* 任務說明 *
從下面這篇評介賈行家《塵土》的文章最後一句之後接著續寫。

* 選文 *
這片土地盛產苦難,也不缺撓拉著胡亂活著的人。胡風當年在蕭紅《生死場》後記裡寫,「蚊子似的活著,糊糊塗塗地生殖,亂七八糟地死亡,用了自己血汗自己的生命肥沃了大地,種出糧食,養出畜類,勤勤苦苦地蠕動在自然的暴君和兩隻腳的暴君底威力下面」。幾十年過去了,生死場仍然是生死場,苦難的製造者與承受者都還在,可是他們卻也愈發地沉默。
除 非有天出現一個女人殺死四個女兒再自殺的情況,眾人作友邦驚詫狀,隔空罵幾句、分析打量一下也就散了。似乎忽然忘記朱門酒肉臭路有凍死骨壓根不是新鮮事,或者只是平日裡一起假裝看不見太久,最後就真的以為不存在了。
但是總有些人不想讓大家看不見,他會時不時刺痛你,倒一盆冷水來,讓你看清現實。魯迅是這樣的人,他在黑屋子裡吶喊,賈行家不吶喊,他只是默默地記錄下來,告訴你盛世陰影下還有這樣一些人如此活過。
賈行家早先混跡在網易博客、飯否,陸續發表在網易微博上的人物斷章《他們》有九百多條,篩選後放入《讀庫1604》,被白巖松稱作今年《讀庫》的壓卷。《塵土》是賈行家第一本紙質書,收錄了他網易博客的一批文章,分為人、世、遊三部分。主要是他對家族親人、朋友的記憶,生養他的城市——哈爾濱的一切以及一些遊歷。
賈行家寫得最好看的是東北的人和事。東北,近代以來各方勢力你方唱罷我登場,從苦寒之地、流放之地到成為共和國長子、驕傲,再到如今的沒落,本身便如同小說裡的末路英雄,有著一股致命的吸引力。對於生長在那片土地的人來說,兩三代人,不到一百年,個人、家族的沉浮疊加一方水土的盛衰之變,本就值得記錄。何況,這還帶有極強的標本意義。
看賈行家寫「他們」,總會想起我見過的「他們」,守在沒辦法逃離的人生裡,努力倒騰著,活著。民國女作家裡我偏愛蕭紅,我覺得她完全是天才似的寫作,憑直覺,寫出來一派天真,卻又那麼悲苦。其實文學有時候就是這樣,越是苦難的東西,越需要靈動地展現。這樣看的人不覺得那麼苦了,才好繼續生活下去。
寫苦難的作家,建國後其實也有很多。餘華的《活著》、《許三觀賣血記》,莫言的作品同樣如是。《活著》的話劇版、電影版、小說都看過,那段兒歷史有時疊加在一起。首先浮上來的是黃渤在舞臺上,背著鳳霞,他說他就一步一步的走,鳳霞的眼淚滴答滴答掉在他脖子上,走啊走啊,他就說鳳霞,咱不去那戶人家了。再窮也不會把鳳霞送走了。只要一想起這段就難過。據說姜文一直想拍《許三觀賣血記》,可惜種種原因沒有拍,反倒拍了韓國版。或許就算拍了,大家應該也不太想去看這些了。

* 資料列 *
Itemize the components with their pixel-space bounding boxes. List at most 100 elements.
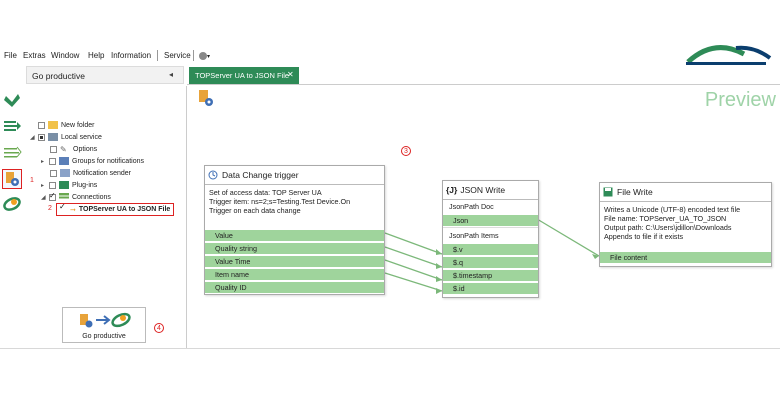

* 作答內容 *
有一段時間大家會說展現苦難是題材上的取巧,是一種消費。在買買買社會呆久了,的確什麼時候都可以跟錢、消費掛鈎。但是苦難本身是需要記住的。因為苦難有很多種,困苦活著的人卻可以是任何人。佛家講七苦,如何度自己?
賈行家在《塵土》裡提到《庭前柏樹子》的公案。鷹隼高空盤旋,不落下來,落下來就沒好事;像趕路,到了就是到了,沒到就是沒到,不能說快到了。禪師肯進一步闡釋為「待到虛空落地時」,相當於回答「等到看見什麼,就不遠了」,已經算是老婆心。是無可奈何的同情。人之未達,無異於渺,即便近在眼前也不影響錯過。所以需要有人指點,需要有人可以讓自己清醒一下,不要麻木。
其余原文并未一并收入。